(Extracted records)
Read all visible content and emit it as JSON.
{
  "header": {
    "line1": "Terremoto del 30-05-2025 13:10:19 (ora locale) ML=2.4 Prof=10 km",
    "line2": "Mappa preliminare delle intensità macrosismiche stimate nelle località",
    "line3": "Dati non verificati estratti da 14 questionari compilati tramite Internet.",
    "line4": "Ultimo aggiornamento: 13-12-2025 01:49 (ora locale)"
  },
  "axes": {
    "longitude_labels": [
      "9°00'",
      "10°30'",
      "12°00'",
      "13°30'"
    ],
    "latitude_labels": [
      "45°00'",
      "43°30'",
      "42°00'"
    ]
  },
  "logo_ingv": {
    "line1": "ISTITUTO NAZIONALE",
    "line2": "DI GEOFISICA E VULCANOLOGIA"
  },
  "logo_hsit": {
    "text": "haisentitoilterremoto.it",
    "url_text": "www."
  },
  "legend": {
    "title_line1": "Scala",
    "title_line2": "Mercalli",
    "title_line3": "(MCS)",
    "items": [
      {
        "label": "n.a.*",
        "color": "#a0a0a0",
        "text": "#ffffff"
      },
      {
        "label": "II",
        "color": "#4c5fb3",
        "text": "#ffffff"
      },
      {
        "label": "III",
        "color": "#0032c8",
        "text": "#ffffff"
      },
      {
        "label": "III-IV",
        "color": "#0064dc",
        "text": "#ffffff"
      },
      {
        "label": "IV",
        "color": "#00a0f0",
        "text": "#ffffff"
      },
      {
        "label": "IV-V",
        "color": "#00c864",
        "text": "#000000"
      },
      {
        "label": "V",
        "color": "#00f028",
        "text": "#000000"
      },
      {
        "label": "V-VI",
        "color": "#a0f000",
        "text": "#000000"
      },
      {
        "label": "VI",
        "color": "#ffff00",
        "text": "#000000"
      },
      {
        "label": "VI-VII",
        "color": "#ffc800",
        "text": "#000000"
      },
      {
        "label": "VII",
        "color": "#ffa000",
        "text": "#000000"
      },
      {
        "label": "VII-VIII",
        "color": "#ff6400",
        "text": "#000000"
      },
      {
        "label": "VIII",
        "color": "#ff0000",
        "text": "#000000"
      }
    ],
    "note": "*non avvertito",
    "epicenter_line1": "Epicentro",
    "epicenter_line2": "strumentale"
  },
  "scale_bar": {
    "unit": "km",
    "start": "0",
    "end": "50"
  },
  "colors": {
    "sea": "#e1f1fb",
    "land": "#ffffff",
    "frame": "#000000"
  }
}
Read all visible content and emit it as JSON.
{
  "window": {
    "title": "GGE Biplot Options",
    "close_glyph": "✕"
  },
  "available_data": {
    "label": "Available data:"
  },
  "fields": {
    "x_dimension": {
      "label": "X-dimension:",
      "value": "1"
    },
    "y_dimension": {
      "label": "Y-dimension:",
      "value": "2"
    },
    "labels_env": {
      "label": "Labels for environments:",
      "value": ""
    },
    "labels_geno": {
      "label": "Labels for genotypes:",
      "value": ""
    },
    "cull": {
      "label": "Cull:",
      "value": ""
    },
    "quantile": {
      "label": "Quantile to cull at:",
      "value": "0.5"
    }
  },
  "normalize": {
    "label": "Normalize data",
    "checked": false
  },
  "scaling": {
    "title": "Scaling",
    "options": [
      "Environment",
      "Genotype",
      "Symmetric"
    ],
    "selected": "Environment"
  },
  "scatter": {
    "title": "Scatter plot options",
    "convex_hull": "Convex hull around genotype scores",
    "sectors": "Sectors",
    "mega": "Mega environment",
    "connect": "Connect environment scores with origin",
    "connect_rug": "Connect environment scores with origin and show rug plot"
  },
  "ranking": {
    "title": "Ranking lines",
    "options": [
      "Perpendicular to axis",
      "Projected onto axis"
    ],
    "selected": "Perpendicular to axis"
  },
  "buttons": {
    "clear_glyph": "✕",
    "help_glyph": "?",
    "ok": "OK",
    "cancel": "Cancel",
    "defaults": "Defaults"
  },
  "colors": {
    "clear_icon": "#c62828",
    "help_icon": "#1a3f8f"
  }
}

**GIVEN REQUEST:**
Keep only those lines of the records that hold "axis", and return them.

**COMPLETED EXERCISE:**
      "Perpendicular to axis",
      "Projected onto axis"
    "selected": "Perpendicular to axis"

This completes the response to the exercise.